### TO BE DONE
State how many lines of the entries hold the string "this", and output nothing but that count.

### PROVIDED RECORDS
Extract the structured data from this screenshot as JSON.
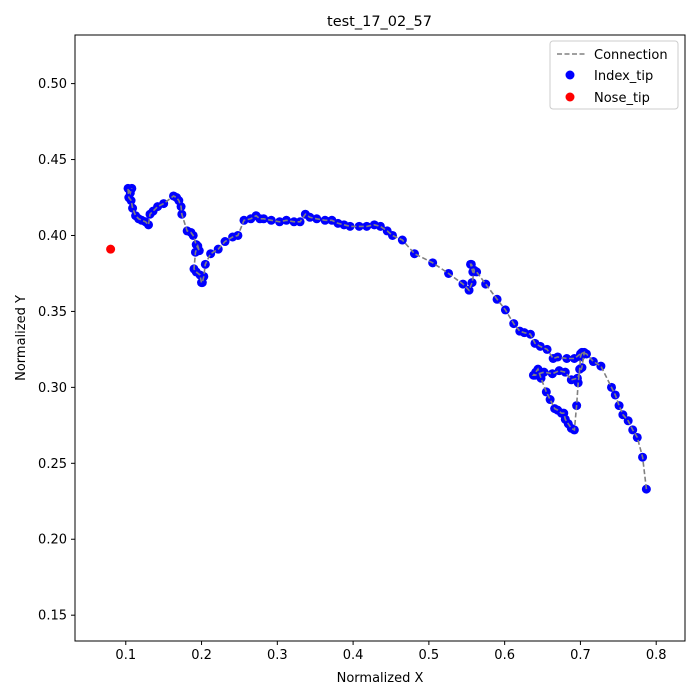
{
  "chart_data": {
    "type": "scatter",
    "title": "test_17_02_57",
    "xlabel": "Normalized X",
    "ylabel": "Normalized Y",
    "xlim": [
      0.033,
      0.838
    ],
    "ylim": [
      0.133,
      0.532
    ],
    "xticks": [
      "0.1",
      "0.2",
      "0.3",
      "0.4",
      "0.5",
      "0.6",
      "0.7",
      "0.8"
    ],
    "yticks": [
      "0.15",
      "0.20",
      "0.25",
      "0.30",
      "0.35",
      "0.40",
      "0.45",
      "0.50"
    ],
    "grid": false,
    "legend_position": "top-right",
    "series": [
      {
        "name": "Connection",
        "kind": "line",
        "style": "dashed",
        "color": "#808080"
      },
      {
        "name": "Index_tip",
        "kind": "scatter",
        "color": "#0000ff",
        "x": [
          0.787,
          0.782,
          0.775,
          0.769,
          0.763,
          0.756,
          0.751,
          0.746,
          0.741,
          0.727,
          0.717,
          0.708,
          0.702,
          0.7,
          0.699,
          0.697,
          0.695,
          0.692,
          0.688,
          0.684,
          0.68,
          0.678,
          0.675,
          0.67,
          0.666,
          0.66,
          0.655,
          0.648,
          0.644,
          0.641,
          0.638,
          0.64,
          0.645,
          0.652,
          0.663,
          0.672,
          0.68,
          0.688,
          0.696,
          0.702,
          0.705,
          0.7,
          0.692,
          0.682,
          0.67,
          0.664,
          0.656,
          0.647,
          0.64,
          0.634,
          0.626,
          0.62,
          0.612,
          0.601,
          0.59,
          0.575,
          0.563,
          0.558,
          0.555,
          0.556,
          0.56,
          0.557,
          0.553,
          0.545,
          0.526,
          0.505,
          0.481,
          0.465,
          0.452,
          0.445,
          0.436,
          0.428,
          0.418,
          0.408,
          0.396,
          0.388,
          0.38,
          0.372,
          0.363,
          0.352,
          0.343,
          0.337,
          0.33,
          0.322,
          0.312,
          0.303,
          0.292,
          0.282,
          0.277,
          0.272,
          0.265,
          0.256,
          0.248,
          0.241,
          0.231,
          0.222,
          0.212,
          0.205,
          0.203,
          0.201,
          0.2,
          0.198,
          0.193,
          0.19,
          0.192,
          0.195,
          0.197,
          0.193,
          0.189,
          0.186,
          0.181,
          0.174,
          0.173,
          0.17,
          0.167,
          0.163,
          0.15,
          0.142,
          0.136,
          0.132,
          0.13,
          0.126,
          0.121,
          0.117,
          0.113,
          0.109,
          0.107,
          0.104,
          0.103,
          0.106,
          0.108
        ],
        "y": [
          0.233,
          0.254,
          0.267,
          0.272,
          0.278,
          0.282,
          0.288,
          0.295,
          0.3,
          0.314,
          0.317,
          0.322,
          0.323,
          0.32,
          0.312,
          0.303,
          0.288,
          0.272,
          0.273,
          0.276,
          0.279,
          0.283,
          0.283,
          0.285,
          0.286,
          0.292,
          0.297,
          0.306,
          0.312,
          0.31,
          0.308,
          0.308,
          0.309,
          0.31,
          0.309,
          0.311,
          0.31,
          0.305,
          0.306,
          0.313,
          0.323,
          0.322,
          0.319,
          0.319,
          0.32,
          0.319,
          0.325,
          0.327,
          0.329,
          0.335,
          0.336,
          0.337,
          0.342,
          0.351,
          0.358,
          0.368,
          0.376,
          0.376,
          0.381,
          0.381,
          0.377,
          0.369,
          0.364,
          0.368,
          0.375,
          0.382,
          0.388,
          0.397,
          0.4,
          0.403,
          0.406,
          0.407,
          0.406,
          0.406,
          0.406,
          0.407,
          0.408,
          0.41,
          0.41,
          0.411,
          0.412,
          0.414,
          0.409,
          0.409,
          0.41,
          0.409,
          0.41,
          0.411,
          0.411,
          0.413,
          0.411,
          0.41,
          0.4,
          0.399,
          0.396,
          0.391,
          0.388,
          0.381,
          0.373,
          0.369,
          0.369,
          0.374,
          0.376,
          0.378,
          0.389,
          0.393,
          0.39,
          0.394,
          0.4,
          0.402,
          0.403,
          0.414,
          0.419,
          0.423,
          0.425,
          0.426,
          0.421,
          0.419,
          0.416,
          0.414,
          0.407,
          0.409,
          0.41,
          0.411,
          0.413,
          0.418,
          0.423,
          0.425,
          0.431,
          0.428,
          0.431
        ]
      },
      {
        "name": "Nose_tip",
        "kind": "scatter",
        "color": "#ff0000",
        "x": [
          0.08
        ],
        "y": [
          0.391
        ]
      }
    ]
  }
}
* * *
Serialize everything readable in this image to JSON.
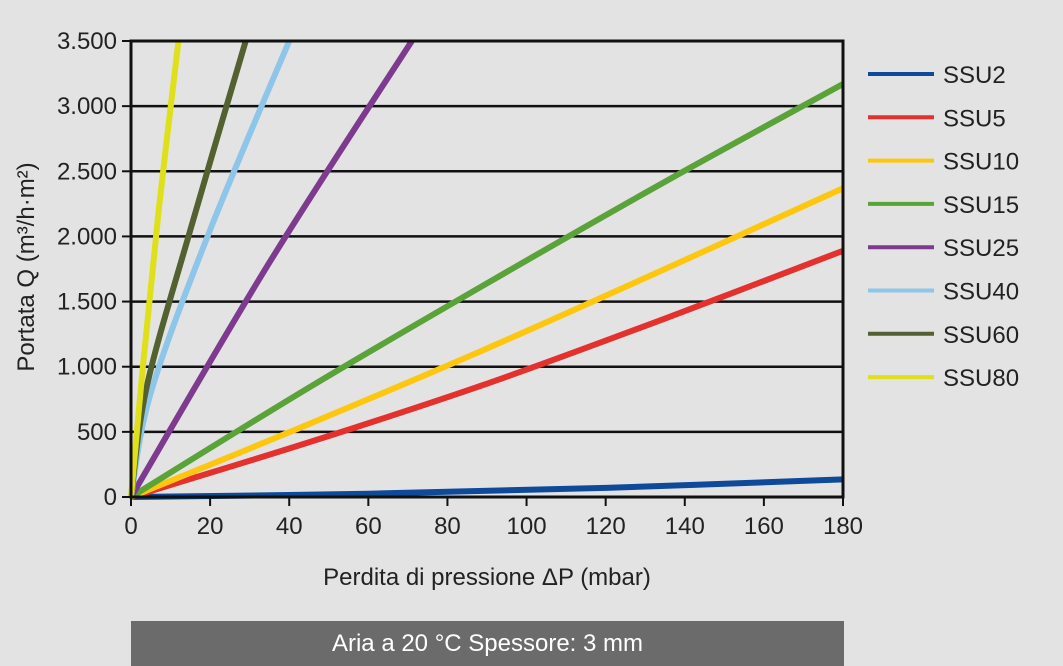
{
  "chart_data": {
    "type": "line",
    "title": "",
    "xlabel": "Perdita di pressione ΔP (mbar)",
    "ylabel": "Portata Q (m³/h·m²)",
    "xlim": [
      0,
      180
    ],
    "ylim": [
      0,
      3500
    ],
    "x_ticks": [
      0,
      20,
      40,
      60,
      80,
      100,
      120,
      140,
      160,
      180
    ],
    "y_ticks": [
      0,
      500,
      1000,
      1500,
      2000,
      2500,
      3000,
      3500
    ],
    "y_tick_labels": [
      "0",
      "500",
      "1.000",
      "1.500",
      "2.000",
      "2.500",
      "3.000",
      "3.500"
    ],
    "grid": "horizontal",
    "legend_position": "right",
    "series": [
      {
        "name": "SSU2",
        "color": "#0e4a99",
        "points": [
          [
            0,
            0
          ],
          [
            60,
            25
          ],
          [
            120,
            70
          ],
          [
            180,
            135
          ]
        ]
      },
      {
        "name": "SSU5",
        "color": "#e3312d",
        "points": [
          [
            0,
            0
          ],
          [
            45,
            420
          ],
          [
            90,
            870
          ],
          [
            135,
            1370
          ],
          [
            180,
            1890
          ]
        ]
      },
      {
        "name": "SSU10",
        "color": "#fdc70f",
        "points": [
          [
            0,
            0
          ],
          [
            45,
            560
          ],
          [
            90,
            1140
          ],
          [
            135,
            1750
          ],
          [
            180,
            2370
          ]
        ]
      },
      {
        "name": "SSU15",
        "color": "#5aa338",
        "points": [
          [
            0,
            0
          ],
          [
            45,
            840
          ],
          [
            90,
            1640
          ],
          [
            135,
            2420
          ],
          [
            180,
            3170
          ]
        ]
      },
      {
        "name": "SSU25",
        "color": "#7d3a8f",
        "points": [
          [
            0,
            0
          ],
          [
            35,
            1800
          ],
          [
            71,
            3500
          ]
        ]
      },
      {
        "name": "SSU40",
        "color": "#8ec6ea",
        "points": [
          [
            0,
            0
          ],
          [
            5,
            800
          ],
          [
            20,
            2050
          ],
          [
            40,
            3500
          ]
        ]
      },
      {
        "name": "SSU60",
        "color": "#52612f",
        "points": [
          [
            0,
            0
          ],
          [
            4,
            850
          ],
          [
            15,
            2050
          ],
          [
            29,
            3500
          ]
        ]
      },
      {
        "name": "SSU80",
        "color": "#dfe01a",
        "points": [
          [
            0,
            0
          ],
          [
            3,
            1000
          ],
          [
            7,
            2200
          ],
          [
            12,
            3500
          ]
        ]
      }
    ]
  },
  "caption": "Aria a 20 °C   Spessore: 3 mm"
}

### EXERCISE RESULT
2